*Written problem*
Check every line below for the word "structures" and show those that hold it.

-- START OF Data in this exercise --

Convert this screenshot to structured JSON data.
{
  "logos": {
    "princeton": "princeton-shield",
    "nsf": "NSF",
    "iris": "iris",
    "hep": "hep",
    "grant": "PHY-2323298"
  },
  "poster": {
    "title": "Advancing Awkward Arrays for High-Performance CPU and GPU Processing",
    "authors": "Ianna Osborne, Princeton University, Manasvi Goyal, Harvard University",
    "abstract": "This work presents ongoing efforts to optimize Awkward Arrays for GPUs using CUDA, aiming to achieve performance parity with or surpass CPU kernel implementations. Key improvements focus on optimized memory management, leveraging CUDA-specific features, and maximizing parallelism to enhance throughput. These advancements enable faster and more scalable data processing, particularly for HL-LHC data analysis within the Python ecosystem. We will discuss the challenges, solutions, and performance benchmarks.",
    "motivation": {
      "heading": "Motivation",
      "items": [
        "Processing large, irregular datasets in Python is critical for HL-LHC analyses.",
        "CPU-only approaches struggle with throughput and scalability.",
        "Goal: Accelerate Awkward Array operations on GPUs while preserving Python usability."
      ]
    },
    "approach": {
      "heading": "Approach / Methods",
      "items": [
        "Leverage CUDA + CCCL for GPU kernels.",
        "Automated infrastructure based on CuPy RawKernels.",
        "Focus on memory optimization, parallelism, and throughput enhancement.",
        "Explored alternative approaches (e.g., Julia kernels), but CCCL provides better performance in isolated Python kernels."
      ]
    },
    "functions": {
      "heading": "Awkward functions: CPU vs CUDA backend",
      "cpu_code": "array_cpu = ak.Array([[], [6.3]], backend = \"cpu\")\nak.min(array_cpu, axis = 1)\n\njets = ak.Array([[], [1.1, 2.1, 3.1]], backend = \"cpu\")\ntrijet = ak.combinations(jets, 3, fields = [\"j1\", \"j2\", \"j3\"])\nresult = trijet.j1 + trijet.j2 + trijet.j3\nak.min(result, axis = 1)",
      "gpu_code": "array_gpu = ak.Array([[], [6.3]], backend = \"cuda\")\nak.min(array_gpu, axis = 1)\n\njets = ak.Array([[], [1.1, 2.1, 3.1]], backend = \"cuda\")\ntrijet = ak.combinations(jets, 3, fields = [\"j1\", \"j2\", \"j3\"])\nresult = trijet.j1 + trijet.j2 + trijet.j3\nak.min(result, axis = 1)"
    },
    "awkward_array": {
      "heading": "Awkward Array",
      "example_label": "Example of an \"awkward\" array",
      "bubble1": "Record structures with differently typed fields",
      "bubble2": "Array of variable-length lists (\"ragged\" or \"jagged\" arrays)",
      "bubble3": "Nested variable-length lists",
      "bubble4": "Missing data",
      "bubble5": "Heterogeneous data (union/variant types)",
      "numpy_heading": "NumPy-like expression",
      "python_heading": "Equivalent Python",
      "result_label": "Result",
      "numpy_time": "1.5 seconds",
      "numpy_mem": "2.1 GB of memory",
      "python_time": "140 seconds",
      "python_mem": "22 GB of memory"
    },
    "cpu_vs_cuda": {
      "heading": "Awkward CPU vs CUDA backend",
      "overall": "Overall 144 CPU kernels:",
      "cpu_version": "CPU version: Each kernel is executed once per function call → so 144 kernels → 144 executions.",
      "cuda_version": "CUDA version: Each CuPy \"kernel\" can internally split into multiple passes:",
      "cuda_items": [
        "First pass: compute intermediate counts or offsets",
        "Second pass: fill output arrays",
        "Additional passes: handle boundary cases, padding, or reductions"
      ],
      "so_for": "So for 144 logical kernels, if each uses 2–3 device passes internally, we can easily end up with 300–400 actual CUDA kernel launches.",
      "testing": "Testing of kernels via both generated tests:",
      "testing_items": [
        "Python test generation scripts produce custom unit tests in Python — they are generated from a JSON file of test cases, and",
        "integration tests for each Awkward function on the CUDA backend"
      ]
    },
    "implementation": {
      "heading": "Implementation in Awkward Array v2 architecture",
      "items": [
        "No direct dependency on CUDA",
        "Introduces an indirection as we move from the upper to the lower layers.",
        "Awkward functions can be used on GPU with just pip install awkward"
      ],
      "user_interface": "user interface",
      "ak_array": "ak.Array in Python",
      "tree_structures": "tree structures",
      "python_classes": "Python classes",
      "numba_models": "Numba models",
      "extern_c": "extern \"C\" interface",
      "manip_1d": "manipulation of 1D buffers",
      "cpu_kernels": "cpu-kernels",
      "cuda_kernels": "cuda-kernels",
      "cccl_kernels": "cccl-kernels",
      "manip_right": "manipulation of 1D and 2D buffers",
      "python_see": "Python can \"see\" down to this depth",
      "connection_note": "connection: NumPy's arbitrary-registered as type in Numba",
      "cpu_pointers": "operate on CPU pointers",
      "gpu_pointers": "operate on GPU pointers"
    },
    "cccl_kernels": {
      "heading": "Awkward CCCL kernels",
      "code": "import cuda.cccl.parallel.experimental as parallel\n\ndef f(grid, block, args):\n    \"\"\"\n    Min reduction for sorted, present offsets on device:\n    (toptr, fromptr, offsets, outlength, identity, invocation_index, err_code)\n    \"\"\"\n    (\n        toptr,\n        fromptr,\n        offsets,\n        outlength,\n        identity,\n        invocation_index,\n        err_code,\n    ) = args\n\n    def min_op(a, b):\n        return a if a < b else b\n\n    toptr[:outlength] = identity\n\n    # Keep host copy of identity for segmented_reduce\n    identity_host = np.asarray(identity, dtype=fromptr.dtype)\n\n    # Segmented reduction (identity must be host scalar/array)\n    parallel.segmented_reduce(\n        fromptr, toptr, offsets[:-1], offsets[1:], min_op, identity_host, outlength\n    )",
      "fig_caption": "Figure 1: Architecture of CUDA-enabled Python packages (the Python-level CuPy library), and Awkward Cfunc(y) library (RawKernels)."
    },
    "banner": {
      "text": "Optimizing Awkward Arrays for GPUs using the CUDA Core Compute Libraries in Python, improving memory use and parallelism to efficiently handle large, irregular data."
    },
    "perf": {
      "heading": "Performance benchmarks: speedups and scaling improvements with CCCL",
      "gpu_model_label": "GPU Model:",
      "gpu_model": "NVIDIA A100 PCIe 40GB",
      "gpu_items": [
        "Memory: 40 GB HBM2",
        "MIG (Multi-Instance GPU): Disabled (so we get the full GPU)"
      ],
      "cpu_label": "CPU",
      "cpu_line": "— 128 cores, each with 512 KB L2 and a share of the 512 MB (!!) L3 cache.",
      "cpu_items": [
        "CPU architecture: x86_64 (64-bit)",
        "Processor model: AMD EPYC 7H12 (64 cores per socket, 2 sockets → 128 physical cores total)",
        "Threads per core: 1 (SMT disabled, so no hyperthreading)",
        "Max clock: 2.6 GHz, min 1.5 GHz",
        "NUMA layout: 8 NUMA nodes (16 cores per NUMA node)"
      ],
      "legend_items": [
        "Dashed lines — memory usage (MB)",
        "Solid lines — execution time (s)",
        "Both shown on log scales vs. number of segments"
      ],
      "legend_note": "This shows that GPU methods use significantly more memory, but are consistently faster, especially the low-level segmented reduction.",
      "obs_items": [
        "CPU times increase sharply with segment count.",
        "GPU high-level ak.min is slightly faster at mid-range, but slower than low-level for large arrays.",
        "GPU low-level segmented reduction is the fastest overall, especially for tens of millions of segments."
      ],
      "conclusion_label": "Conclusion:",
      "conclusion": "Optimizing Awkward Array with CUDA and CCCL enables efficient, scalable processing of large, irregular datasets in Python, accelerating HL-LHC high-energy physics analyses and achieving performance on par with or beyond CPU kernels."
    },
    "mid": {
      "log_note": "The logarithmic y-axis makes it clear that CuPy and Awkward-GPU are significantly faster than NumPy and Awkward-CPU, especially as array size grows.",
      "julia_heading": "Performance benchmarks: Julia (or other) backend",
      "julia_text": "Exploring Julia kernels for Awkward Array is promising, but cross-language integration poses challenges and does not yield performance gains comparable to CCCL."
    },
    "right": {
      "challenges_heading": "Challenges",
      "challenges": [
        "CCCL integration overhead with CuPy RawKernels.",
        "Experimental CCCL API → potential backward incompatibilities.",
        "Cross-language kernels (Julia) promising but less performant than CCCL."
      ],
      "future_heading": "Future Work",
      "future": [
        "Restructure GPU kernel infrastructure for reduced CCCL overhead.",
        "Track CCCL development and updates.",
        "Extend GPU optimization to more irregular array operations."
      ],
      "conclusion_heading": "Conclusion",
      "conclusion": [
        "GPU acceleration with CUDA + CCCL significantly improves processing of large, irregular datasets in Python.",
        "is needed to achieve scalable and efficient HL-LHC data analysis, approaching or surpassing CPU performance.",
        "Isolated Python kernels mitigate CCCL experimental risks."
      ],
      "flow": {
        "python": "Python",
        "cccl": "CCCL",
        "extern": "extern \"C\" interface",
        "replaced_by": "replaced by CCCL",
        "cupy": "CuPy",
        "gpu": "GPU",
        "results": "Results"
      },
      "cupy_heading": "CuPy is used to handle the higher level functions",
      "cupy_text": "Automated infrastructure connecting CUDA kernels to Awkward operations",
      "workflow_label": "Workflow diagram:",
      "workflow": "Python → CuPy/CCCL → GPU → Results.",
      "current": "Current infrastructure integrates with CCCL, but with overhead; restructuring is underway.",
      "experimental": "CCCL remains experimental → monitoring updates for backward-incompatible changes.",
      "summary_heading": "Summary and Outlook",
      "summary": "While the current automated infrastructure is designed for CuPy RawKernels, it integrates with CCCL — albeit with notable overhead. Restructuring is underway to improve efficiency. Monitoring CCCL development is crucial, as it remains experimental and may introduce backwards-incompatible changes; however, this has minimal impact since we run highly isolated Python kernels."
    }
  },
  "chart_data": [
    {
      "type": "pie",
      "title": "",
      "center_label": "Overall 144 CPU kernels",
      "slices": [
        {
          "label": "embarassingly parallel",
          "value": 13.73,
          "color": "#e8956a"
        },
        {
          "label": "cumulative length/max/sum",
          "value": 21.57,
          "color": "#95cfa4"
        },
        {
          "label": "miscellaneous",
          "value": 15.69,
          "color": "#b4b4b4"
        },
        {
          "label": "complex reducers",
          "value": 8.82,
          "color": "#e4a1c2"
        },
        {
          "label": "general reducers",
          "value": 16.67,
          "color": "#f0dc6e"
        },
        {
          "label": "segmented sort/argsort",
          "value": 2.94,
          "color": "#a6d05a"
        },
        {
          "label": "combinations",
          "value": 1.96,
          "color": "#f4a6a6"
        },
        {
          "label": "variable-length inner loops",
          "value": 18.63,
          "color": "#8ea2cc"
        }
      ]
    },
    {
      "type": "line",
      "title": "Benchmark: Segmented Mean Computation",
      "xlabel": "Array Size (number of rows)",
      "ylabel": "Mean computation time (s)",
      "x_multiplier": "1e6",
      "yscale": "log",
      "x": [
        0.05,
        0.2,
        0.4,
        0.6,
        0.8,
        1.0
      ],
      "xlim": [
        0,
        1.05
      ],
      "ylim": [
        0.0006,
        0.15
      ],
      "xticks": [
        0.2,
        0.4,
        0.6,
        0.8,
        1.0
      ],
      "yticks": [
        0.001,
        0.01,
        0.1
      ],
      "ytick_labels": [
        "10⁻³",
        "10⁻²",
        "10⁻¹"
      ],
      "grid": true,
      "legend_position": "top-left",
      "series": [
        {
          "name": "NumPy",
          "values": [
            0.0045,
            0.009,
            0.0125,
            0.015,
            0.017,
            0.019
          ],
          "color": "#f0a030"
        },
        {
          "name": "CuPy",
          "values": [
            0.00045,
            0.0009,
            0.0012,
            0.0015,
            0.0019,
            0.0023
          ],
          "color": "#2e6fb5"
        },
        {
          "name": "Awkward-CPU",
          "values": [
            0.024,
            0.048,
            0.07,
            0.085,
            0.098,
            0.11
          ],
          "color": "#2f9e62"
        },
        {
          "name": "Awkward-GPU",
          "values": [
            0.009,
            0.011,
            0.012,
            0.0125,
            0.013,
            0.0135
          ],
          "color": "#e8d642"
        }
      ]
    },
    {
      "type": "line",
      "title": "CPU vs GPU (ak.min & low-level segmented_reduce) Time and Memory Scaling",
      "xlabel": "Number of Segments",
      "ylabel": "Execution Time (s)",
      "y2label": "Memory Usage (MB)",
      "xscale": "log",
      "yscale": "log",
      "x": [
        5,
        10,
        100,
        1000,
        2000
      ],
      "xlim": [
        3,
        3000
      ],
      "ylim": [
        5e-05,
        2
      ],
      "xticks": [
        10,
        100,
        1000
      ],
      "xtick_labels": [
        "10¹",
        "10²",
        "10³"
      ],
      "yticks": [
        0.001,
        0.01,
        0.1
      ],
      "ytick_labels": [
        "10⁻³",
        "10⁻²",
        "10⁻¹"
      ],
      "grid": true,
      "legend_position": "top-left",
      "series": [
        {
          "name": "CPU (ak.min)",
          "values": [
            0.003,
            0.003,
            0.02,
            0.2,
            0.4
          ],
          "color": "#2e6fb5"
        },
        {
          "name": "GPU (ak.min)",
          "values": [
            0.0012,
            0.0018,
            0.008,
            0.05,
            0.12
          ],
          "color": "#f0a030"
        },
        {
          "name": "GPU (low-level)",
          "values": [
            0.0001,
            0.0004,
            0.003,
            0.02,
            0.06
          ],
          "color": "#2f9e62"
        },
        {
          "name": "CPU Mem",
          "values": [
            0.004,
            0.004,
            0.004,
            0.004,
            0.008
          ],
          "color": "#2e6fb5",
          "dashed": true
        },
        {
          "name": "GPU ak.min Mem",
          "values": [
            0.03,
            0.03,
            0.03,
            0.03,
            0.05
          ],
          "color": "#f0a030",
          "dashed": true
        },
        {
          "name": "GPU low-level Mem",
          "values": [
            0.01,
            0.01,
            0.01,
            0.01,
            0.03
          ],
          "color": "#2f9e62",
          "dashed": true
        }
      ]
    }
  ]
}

-- END OF Data in this exercise --

*Written answer*
      "bubble1": "Record structures with differently typed fields",
      "tree_structures": "tree structures",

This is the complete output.